**EXERCISE**
Extract every line where the string "Bread" appears.

◇ ◇ ◇ ◇ ◇

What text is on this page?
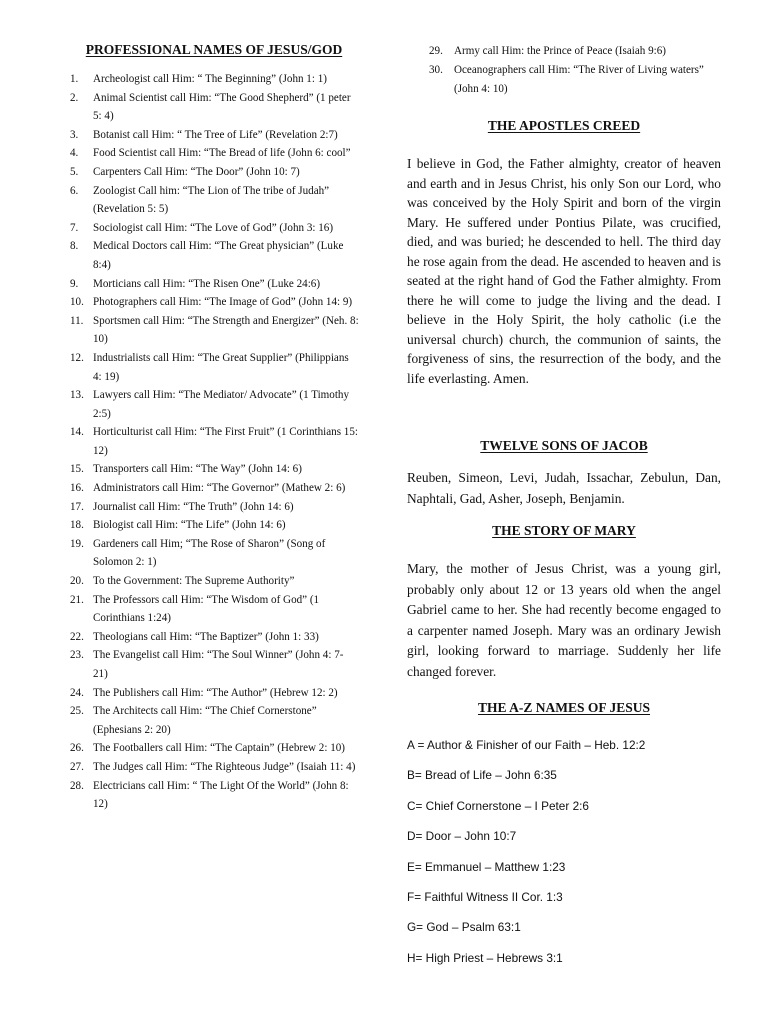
PROFESSIONAL NAMES OF JESUS/GOD
1. Archeologist call Him: “ The Beginning” (John 1: 1)
2. Animal Scientist call Him: “The Good Shepherd” (1 peter 5: 4)
3. Botanist call Him: “ The Tree of Life” (Revelation 2:7)
4. Food Scientist call Him: “The Bread of life (John 6: cool”
5. Carpenters Call Him: “The Door” (John 10: 7)
6. Zoologist Call him: “The Lion of The tribe of Judah” (Revelation 5: 5)
7. Sociologist call Him: “The Love of God” (John 3: 16)
8. Medical Doctors call Him: “The Great physician” (Luke 8:4)
9. Morticians call Him: “The Risen One” (Luke 24:6)
10. Photographers call Him: “The Image of God” (John 14: 9)
11. Sportsmen call Him: “The Strength and Energizer” (Neh. 8: 10)
12. Industrialists call Him: “The Great Supplier” (Philippians 4: 19)
13. Lawyers call Him: “The Mediator/ Advocate” (1 Timothy 2:5)
14. Horticulturist call Him: “The First Fruit” (1 Corinthians 15: 12)
15. Transporters call Him: “The Way” (John 14: 6)
16. Administrators call Him: “The Governor” (Mathew 2: 6)
17. Journalist call Him: “The Truth” (John 14: 6)
18. Biologist call Him: “The Life” (John 14: 6)
19. Gardeners call Him; “The Rose of Sharon” (Song of Solomon 2: 1)
20. To the Government: The Supreme Authority”
21. The Professors call Him: “The Wisdom of God” (1 Corinthians 1:24)
22. Theologians call Him: “The Baptizer” (John 1: 33)
23. The Evangelist call Him: “The Soul Winner” (John 4: 7- 21)
24. The Publishers call Him: “The Author” (Hebrew 12: 2)
25. The Architects call Him: “The Chief Cornerstone” (Ephesians 2: 20)
26. The Footballers call Him: “The Captain” (Hebrew 2: 10)
27. The Judges call Him: “The Righteous Judge” (Isaiah 11: 4)
28. Electricians call Him: “ The Light Of the World” (John 8: 12)
29. Army call Him: the Prince of Peace (Isaiah 9:6)
30. Oceanographers call Him: “The River of Living waters” (John 4: 10)
THE APOSTLES CREED

I believe in God, the Father almighty, creator of heaven and earth and in Jesus Christ, his only Son our Lord, who was conceived by the Holy Spirit and born of the virgin Mary. He suffered under Pontius Pilate, was crucified, died, and was buried; he descended to hell. The third day he rose again from the dead. He ascended to heaven and is seated at the right hand of God the Father almighty. From there he will come to judge the living and the dead. I believe in the Holy Spirit, the holy catholic (i.e the universal church) church, the communion of saints, the forgiveness of sins, the resurrection of the body, and the life everlasting. Amen.

TWELVE SONS OF JACOB

Reuben, Simeon, Levi, Judah, Issachar, Zebulun, Dan, Naphtali, Gad, Asher, Joseph, Benjamin.

THE STORY OF MARY

Mary, the mother of Jesus Christ, was a young girl, probably only about 12 or 13 years old when the angel Gabriel came to her. She had recently become engaged to a carpenter named Joseph. Mary was an ordinary Jewish girl, looking forward to marriage. Suddenly her life changed forever.

THE A-Z NAMES OF JESUS
A = Author & Finisher of our Faith – Heb. 12:2
B= Bread of Life – John 6:35
C= Chief Cornerstone – I Peter 2:6
D= Door – John 10:7
E= Emmanuel – Matthew 1:23
F= Faithful Witness II Cor. 1:3
G= God – Psalm 63:1
H= High Priest – Hebrews 3:1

◇ ◇ ◇ ◇ ◇

**CORRECT RESULT**
4. Food Scientist call Him: “The Bread of life (John 6: cool”
B= Bread of Life – John 6:35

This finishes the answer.